>> Start Extracted entries
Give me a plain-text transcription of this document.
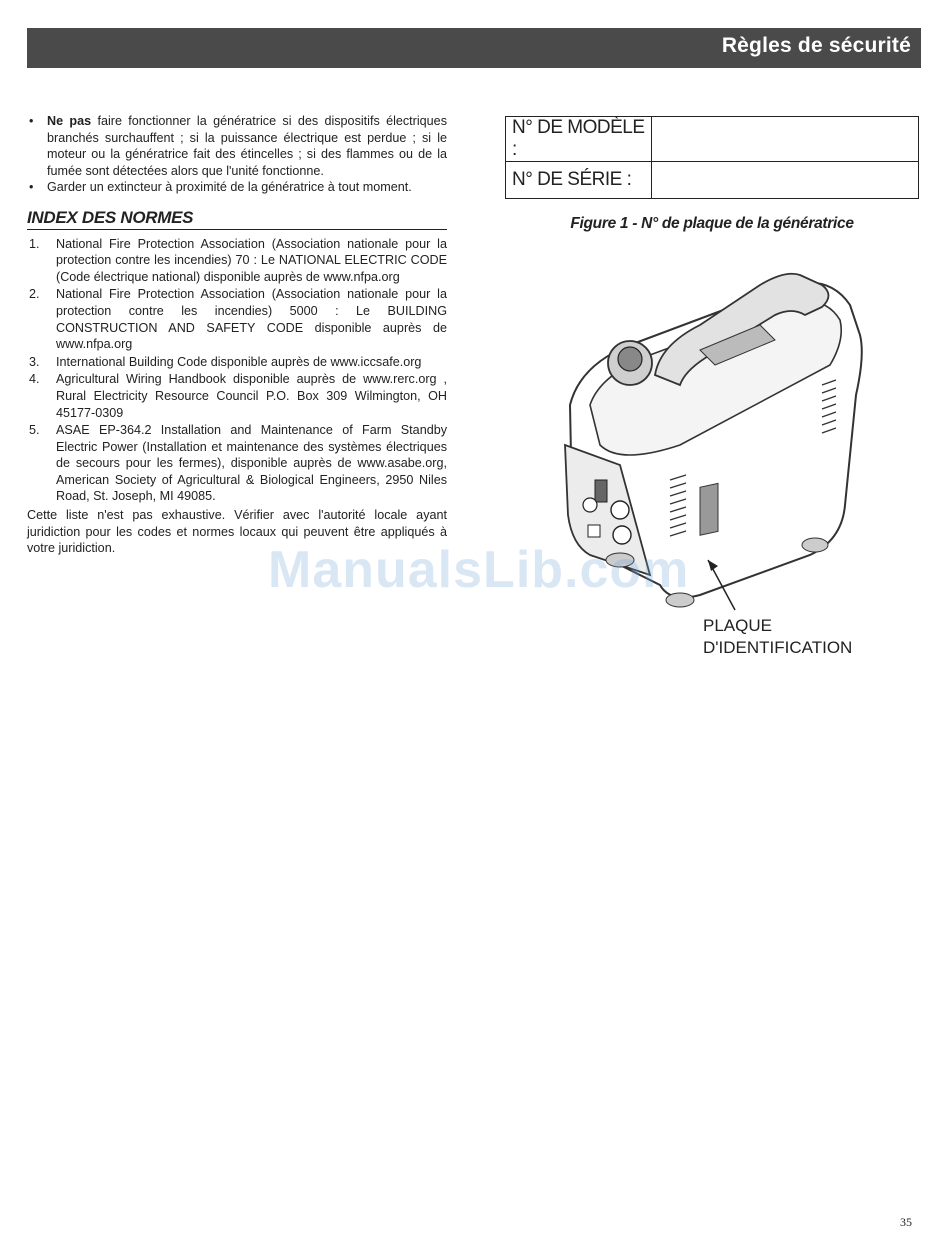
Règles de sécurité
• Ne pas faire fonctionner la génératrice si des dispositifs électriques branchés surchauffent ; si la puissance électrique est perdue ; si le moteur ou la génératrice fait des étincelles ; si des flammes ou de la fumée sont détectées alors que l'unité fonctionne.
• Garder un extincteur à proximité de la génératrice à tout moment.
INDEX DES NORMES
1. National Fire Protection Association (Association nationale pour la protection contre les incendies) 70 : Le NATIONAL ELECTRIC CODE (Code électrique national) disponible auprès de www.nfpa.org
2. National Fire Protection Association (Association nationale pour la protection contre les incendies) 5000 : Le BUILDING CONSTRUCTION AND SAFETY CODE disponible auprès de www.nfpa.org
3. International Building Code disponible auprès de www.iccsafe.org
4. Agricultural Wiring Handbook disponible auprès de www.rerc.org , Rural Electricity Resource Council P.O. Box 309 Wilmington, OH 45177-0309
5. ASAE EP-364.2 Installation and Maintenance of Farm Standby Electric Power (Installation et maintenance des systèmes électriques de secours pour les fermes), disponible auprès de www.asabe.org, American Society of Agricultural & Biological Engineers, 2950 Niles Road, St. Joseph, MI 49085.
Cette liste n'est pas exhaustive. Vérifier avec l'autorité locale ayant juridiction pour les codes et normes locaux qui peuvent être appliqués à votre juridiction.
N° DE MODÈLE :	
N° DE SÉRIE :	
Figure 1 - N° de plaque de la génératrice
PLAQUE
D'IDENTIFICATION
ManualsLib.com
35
>> End Extracted entries
= Exercise =
Each record above must be returned exactly as written, with its pictures omitted.

= Answer to the problem =
Give me a plain-text transcription of this document.
Règles de sécurité
• Ne pas faire fonctionner la génératrice si des dispositifs électriques branchés surchauffent ; si la puissance électrique est perdue ; si le moteur ou la génératrice fait des étincelles ; si des flammes ou de la fumée sont détectées alors que l'unité fonctionne.
• Garder un extincteur à proximité de la génératrice à tout moment.
INDEX DES NORMES
1. National Fire Protection Association (Association nationale pour la protection contre les incendies) 70 : Le NATIONAL ELECTRIC CODE (Code électrique national) disponible auprès de www.nfpa.org
2. National Fire Protection Association (Association nationale pour la protection contre les incendies) 5000 : Le BUILDING CONSTRUCTION AND SAFETY CODE disponible auprès de www.nfpa.org
3. International Building Code disponible auprès de www.iccsafe.org
4. Agricultural Wiring Handbook disponible auprès de www.rerc.org , Rural Electricity Resource Council P.O. Box 309 Wilmington, OH 45177-0309
5. ASAE EP-364.2 Installation and Maintenance of Farm Standby Electric Power (Installation et maintenance des systèmes électriques de secours pour les fermes), disponible auprès de www.asabe.org, American Society of Agricultural & Biological Engineers, 2950 Niles Road, St. Joseph, MI 49085.
Cette liste n'est pas exhaustive. Vérifier avec l'autorité locale ayant juridiction pour les codes et normes locaux qui peuvent être appliqués à votre juridiction.
N° DE MODÈLE :	
N° DE SÉRIE :	
Figure 1 - N° de plaque de la génératrice
PLAQUE
D'IDENTIFICATION
ManualsLib.com
35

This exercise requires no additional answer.